- WRITTEN PROBLEM -
Locate the word "name" in the material, then show every line that holds it.

- DATA FOR THE TASK -
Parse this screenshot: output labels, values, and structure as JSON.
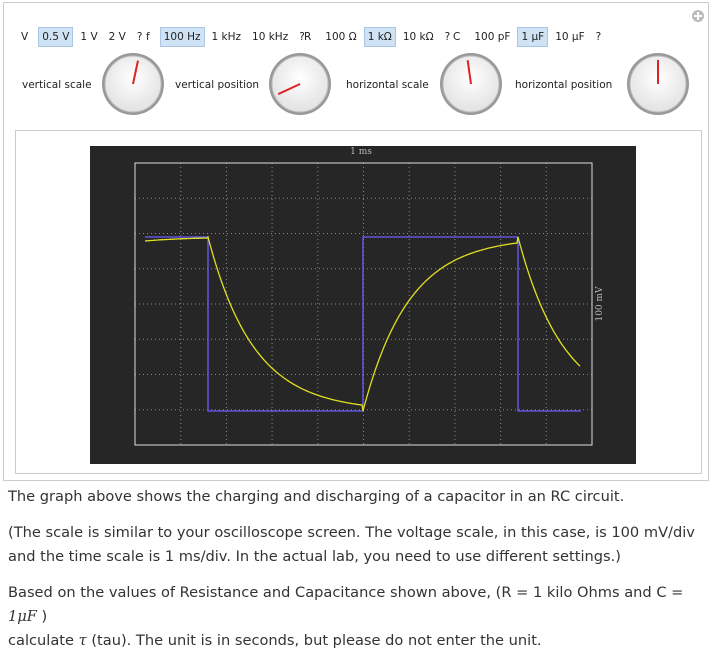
{
  "controls": [
    {
      "label": "V",
      "options": [
        "0.5 V",
        "1 V",
        "2 V",
        "?"
      ],
      "selected": 0
    },
    {
      "label": "f",
      "options": [
        "100 Hz",
        "1 kHz",
        "10 kHz",
        "?"
      ],
      "selected": 0
    },
    {
      "label": "R",
      "options": [
        "100 Ω",
        "1 kΩ",
        "10 kΩ",
        "?"
      ],
      "selected": 1
    },
    {
      "label": "C",
      "options": [
        "100 pF",
        "1 μF",
        "10 μF",
        "?"
      ],
      "selected": 1
    }
  ],
  "knobs": [
    "vertical scale",
    "vertical position",
    "horizontal scale",
    "horizontal position"
  ],
  "scope": {
    "x_label": "1 ms",
    "y_label": "100 mV"
  },
  "text": {
    "p1": "The graph above shows the charging and discharging of a capacitor in an RC circuit.",
    "p2": "(The scale is similar to your oscilloscope screen. The voltage scale, in this case, is 100 mV/div and the time scale is 1 ms/div. In the actual lab, you need to use different settings.)",
    "p3_a": "Based on the values of Resistance and Capacitance shown above, (R = 1 kilo Ohms and C = ",
    "p3_math": "1μF",
    "p3_b": ")",
    "p3_c": "calculate ",
    "tau": "τ",
    "p3_d": " (tau). The unit is in seconds, but please do not enter the unit."
  }
}
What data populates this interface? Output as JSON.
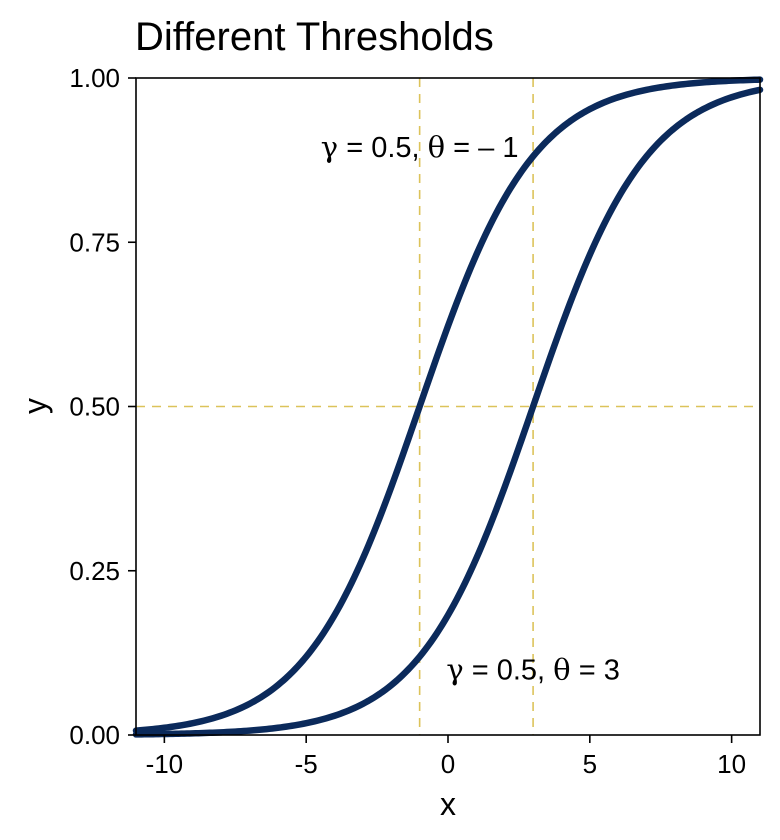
{
  "chart_data": {
    "type": "line",
    "title": "Different Thresholds",
    "xlabel": "x",
    "ylabel": "y",
    "xlim": [
      -11,
      11
    ],
    "ylim": [
      0,
      1
    ],
    "x_ticks": [
      -10,
      -5,
      0,
      5,
      10
    ],
    "x_tick_labels": [
      "-10",
      "-5",
      "0",
      "5",
      "10"
    ],
    "y_ticks": [
      0,
      0.25,
      0.5,
      0.75,
      1
    ],
    "y_tick_labels": [
      "0.00",
      "0.25",
      "0.50",
      "0.75",
      "1.00"
    ],
    "grid": false,
    "series": [
      {
        "gamma": 0.5,
        "theta": -1,
        "x": [
          -11,
          -10,
          -9,
          -8,
          -7,
          -6,
          -5,
          -4,
          -3,
          -2,
          -1,
          0,
          1,
          2,
          3,
          4,
          5,
          6,
          7,
          8,
          9,
          10,
          11
        ],
        "y": [
          0.007,
          0.011,
          0.018,
          0.029,
          0.047,
          0.076,
          0.119,
          0.182,
          0.269,
          0.378,
          0.5,
          0.622,
          0.731,
          0.818,
          0.881,
          0.924,
          0.953,
          0.971,
          0.982,
          0.989,
          0.993,
          0.996,
          0.998
        ]
      },
      {
        "gamma": 0.5,
        "theta": 3,
        "x": [
          -11,
          -10,
          -9,
          -8,
          -7,
          -6,
          -5,
          -4,
          -3,
          -2,
          -1,
          0,
          1,
          2,
          3,
          4,
          5,
          6,
          7,
          8,
          9,
          10,
          11
        ],
        "y": [
          0.001,
          0.002,
          0.002,
          0.004,
          0.007,
          0.011,
          0.018,
          0.029,
          0.047,
          0.076,
          0.119,
          0.182,
          0.269,
          0.378,
          0.5,
          0.622,
          0.731,
          0.818,
          0.881,
          0.924,
          0.953,
          0.971,
          0.982
        ]
      }
    ],
    "reference_lines": {
      "vertical_x": [
        -1,
        3
      ],
      "horizontal_y": [
        0.5
      ]
    },
    "annotations": [
      {
        "gamma_symbol": "γ",
        "gamma_value": "0.5",
        "theta_symbol": "θ",
        "theta_value": "– 1",
        "anchor_x": -1,
        "anchor_y": 0.895
      },
      {
        "gamma_symbol": "γ",
        "gamma_value": "0.5",
        "theta_symbol": "θ",
        "theta_value": "3",
        "anchor_x": 3,
        "anchor_y": 0.1
      }
    ],
    "colors": {
      "curve": "#0b2a5b",
      "reference": "#dcc35a",
      "axis": "#000000"
    }
  }
}
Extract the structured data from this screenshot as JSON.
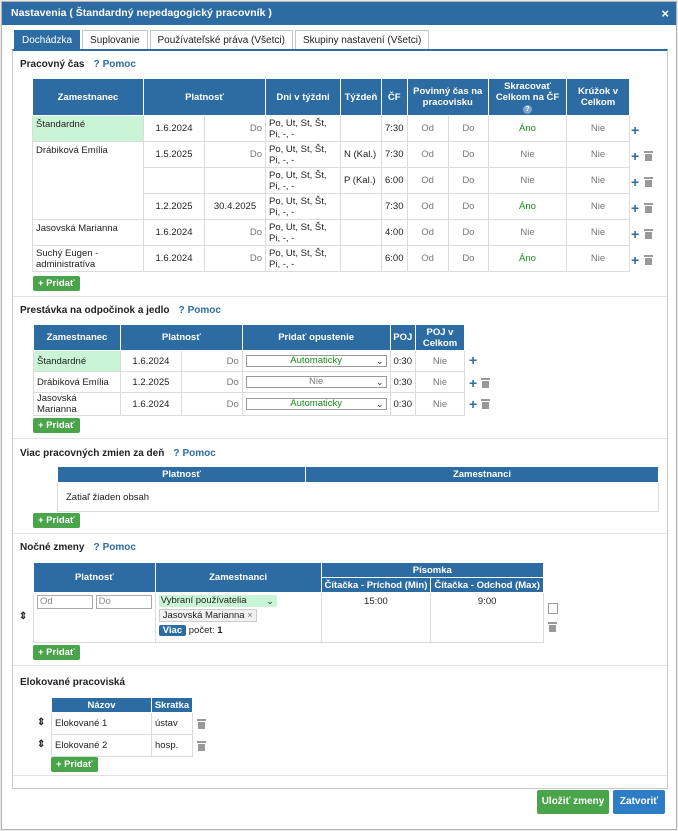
{
  "window": {
    "title": "Nastavenia ( Štandardný nepedagogický pracovník )",
    "close": "×"
  },
  "tabs": [
    {
      "label": "Dochádzka"
    },
    {
      "label": "Suplovanie"
    },
    {
      "label": "Používateľské práva (Všetci)"
    },
    {
      "label": "Skupiny nastavení (Všetci)"
    }
  ],
  "help_label": "Pomoc",
  "add_label": "+ Pridať",
  "work_time": {
    "title": "Pracovný čas",
    "headers": {
      "employee": "Zamestnanec",
      "validity": "Platnosť",
      "days": "Dni v týždni",
      "week": "Týždeň",
      "cf": "ČF",
      "mandatory": "Povinný čas na pracovisku",
      "shorten": "Skracovať Celkom na ČF",
      "ring": "Krúžok v Celkom"
    },
    "rows": [
      {
        "employee": "Štandardné",
        "from": "1.6.2024",
        "to": "Do",
        "days": "Po, Ut, St, Št, Pi, -, -",
        "week": "",
        "cf": "7:30",
        "m_from": "Od",
        "m_to": "Do",
        "shorten": "Áno",
        "ring": "Nie"
      },
      {
        "employee": "Drábiková Emília",
        "from": "1.5.2025",
        "to": "Do",
        "days": "Po, Ut, St, Št, Pi, -, -",
        "week": "N (Kal.)",
        "cf": "7:30",
        "m_from": "Od",
        "m_to": "Do",
        "shorten": "Nie",
        "ring": "Nie"
      },
      {
        "employee": "",
        "from": "",
        "to": "",
        "days": "Po, Ut, St, Št, Pi, -, -",
        "week": "P (Kal.)",
        "cf": "6:00",
        "m_from": "Od",
        "m_to": "Do",
        "shorten": "Nie",
        "ring": "Nie"
      },
      {
        "employee": "",
        "from": "1.2.2025",
        "to": "30.4.2025",
        "days": "Po, Ut, St, Št, Pi, -, -",
        "week": "",
        "cf": "7:30",
        "m_from": "Od",
        "m_to": "Do",
        "shorten": "Áno",
        "ring": "Nie"
      },
      {
        "employee": "Jasovská Marianna",
        "from": "1.6.2024",
        "to": "Do",
        "days": "Po, Ut, St, Št, Pi, -, -",
        "week": "",
        "cf": "4:00",
        "m_from": "Od",
        "m_to": "Do",
        "shorten": "Nie",
        "ring": "Nie"
      },
      {
        "employee": "Suchý Eugen - administratíva",
        "from": "1.6.2024",
        "to": "Do",
        "days": "Po, Ut, St, Št, Pi, -, -",
        "week": "",
        "cf": "6:00",
        "m_from": "Od",
        "m_to": "Do",
        "shorten": "Áno",
        "ring": "Nie"
      }
    ]
  },
  "breaks": {
    "title": "Prestávka na odpočinok a jedlo",
    "headers": {
      "employee": "Zamestnanec",
      "validity": "Platnosť",
      "add_leave": "Pridať opustenie",
      "poj": "POJ",
      "poj_total": "POJ v Celkom"
    },
    "rows": [
      {
        "employee": "Štandardné",
        "from": "1.6.2024",
        "to": "Do",
        "leave": "Automaticky",
        "poj": "0:30",
        "poj_total": "Nie"
      },
      {
        "employee": "Drábiková Emília",
        "from": "1.2.2025",
        "to": "Do",
        "leave": "Nie",
        "poj": "0:30",
        "poj_total": "Nie"
      },
      {
        "employee": "Jasovská Marianna",
        "from": "1.6.2024",
        "to": "Do",
        "leave": "Automaticky",
        "poj": "0:30",
        "poj_total": "Nie"
      }
    ]
  },
  "multi_shifts": {
    "title": "Viac pracovných zmien za deň",
    "headers": {
      "validity": "Platnosť",
      "employees": "Zamestnanci"
    },
    "empty": "Zatiaľ žiaden obsah"
  },
  "night_shifts": {
    "title": "Nočné zmeny",
    "headers": {
      "validity": "Platnosť",
      "employees": "Zamestnanci",
      "written": "Písomka",
      "reader_in": "Čítačka - Príchod (Min)",
      "reader_out": "Čítačka - Odchod (Max)"
    },
    "row": {
      "from_placeholder": "Od",
      "to_placeholder": "Do",
      "select": "Vybraní používatelia",
      "tag": "Jasovská Marianna",
      "tag_x": "×",
      "more": "Viac",
      "count_label": "počet:",
      "count": "1",
      "in": "15:00",
      "out": "9:00"
    }
  },
  "workplaces": {
    "title": "Elokované pracoviská",
    "headers": {
      "name": "Názov",
      "abbr": "Skratka"
    },
    "rows": [
      {
        "name": "Elokované 1",
        "abbr": "ústav"
      },
      {
        "name": "Elokované 2",
        "abbr": "hosp."
      }
    ]
  },
  "footer": {
    "save": "Uložiť zmeny",
    "close": "Zatvoriť"
  },
  "colors": {
    "primary": "#2d6ca2",
    "success": "#4aa44a",
    "highlight": "#c9f4d6"
  }
}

- ANSWER IN FULL -
      "name": "Názov",
        "name": "Elokované 1",
        "name": "Elokované 2",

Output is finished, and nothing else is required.